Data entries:
>> start

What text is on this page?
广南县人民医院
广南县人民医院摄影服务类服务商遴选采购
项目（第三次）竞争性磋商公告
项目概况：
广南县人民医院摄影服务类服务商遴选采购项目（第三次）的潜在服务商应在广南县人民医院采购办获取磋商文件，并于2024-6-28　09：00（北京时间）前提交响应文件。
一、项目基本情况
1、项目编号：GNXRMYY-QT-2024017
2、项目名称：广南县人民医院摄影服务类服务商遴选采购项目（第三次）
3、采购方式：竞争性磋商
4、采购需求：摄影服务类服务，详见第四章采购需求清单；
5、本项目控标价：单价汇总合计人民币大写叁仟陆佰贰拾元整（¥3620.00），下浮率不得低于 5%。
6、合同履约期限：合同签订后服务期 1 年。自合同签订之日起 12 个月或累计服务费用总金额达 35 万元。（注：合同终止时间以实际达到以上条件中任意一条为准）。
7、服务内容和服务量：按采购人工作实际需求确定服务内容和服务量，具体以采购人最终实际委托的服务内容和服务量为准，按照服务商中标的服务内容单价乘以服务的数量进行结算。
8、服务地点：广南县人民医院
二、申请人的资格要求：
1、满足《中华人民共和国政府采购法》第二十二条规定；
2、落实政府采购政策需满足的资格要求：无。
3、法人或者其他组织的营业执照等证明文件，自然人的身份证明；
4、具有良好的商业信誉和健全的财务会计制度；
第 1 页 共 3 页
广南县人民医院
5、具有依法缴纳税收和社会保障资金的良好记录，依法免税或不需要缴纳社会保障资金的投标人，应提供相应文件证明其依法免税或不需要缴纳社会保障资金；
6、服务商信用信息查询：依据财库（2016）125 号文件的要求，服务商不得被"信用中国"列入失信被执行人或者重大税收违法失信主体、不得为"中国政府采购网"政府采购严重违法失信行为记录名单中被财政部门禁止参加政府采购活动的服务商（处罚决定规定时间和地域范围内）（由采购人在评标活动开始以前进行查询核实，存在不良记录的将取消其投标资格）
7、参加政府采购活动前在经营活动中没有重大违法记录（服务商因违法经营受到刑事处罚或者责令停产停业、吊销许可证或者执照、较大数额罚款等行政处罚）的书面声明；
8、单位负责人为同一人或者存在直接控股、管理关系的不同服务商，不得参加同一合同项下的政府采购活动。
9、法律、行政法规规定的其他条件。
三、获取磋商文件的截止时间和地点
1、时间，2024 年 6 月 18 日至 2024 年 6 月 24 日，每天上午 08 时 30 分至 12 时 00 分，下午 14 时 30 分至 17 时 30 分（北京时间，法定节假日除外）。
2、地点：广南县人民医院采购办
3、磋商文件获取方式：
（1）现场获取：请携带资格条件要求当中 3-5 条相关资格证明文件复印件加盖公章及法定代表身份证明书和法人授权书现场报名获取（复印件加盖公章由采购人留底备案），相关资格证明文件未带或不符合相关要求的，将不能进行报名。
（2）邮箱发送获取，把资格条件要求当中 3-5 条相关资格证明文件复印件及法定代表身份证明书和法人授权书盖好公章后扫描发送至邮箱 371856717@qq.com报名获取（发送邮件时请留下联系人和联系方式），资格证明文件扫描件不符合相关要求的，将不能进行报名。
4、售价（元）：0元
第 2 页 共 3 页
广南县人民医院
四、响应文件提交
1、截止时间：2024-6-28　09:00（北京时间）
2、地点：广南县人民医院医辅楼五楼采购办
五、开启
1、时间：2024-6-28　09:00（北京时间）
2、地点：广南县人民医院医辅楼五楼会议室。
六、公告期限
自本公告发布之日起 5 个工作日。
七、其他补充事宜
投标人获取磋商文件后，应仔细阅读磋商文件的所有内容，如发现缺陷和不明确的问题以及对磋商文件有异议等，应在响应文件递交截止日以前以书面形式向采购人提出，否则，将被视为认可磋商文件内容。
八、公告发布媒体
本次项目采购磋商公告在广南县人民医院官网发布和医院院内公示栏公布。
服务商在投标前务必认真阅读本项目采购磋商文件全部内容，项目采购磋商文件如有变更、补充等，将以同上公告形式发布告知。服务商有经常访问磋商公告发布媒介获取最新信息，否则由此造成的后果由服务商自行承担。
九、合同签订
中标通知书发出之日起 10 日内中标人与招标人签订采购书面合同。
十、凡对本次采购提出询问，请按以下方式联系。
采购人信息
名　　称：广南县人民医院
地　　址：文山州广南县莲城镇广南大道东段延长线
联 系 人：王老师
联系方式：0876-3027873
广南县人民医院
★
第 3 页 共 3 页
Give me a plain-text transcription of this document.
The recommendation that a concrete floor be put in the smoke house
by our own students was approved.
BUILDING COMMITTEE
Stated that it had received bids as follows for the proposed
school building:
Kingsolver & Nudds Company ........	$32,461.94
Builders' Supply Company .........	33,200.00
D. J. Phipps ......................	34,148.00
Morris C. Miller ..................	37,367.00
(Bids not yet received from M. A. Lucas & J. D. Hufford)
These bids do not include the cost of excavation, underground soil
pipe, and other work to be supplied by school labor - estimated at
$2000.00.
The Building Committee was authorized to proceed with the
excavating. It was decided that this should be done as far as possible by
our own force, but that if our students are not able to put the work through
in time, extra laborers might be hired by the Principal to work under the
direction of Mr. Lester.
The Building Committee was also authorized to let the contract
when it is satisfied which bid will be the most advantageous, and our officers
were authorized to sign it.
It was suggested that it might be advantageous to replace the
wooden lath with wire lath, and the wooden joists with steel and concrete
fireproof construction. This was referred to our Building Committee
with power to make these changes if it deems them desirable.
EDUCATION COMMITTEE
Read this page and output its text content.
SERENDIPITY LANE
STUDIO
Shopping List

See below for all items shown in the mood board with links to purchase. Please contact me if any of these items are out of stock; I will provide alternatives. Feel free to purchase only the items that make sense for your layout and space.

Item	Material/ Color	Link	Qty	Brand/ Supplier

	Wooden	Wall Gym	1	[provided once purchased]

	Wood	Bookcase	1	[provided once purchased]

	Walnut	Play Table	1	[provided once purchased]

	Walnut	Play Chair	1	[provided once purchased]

>> end

What you should do:
All lines from the one containing "Read this page and output its text content." through the final line of the listing above are to be reproduced exactly; include both and add nothing.

Expected output:
Read this page and output its text content.
SERENDIPITY LANE
STUDIO
Shopping List

See below for all items shown in the mood board with links to purchase. Please contact me if any of these items are out of stock; I will provide alternatives. Feel free to purchase only the items that make sense for your layout and space.

Item	Material/ Color	Link	Qty	Brand/ Supplier

	Wooden	Wall Gym	1	[provided once purchased]

	Wood	Bookcase	1	[provided once purchased]

	Walnut	Play Table	1	[provided once purchased]

	Walnut	Play Chair	1	[provided once purchased]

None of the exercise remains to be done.